* start *
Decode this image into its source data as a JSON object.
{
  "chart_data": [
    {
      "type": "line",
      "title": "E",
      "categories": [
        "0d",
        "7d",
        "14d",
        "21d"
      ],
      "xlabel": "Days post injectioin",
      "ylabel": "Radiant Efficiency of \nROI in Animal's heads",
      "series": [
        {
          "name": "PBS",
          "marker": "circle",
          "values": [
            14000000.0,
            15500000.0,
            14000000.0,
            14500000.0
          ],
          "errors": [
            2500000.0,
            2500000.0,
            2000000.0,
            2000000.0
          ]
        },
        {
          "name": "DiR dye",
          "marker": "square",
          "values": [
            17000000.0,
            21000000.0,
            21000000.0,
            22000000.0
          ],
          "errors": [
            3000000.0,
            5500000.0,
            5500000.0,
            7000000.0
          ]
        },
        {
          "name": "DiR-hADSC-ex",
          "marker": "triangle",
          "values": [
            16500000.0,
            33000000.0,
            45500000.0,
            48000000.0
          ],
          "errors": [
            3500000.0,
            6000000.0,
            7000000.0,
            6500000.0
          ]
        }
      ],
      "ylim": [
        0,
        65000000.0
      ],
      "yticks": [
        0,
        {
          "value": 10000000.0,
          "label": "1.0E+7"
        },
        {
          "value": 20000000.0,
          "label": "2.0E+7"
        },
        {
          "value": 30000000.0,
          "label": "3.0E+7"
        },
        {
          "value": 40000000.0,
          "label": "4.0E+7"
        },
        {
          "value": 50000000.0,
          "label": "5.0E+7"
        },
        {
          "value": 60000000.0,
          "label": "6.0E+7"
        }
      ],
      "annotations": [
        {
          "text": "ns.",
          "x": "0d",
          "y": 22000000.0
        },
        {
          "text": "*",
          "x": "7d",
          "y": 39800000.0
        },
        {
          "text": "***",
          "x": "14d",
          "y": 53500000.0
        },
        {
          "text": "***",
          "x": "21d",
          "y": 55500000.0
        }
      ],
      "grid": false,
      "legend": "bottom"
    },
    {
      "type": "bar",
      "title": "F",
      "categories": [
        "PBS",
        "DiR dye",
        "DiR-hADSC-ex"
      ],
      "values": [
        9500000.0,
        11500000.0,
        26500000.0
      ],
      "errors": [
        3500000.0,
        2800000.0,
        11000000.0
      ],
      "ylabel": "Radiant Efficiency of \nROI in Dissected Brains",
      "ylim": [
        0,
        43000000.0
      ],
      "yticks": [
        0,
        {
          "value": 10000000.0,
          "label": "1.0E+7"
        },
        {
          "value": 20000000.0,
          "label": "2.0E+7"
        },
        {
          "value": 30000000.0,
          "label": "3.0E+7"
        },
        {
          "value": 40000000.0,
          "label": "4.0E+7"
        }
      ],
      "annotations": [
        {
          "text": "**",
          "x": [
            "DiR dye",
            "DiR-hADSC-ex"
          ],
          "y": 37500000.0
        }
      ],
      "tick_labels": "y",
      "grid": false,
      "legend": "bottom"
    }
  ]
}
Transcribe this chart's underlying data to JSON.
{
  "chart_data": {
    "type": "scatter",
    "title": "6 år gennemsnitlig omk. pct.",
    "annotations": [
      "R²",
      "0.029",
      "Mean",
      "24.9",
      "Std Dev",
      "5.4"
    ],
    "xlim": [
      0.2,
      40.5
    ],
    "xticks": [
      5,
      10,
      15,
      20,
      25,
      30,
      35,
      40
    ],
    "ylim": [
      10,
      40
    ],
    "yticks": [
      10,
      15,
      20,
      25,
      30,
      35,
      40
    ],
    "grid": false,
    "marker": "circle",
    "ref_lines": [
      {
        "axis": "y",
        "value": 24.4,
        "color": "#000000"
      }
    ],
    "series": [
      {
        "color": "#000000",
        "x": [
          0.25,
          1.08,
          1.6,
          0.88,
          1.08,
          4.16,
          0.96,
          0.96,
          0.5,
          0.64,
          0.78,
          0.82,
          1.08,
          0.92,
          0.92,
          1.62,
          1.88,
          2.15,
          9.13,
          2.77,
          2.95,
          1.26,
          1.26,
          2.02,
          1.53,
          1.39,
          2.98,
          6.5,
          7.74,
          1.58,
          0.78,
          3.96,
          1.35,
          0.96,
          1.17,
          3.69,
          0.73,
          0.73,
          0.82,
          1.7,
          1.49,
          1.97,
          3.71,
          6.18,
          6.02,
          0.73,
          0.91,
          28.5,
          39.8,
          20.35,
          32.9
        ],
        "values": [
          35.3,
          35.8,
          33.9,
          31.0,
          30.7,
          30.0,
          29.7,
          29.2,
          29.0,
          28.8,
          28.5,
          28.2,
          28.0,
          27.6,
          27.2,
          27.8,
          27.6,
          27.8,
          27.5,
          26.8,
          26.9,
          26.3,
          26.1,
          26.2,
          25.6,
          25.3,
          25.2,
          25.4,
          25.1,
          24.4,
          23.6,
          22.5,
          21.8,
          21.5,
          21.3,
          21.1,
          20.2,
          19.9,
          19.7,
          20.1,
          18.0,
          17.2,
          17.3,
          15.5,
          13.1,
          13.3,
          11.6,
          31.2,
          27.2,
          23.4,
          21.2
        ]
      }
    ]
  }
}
* end *
Goal
Identify the lines in the entries that hold "ylabel" and return each one.

Full output
      "ylabel": "Radiant Efficiency of \nROI in Animal's heads",
      "ylabel": "Radiant Efficiency of \nROI in Dissected Brains",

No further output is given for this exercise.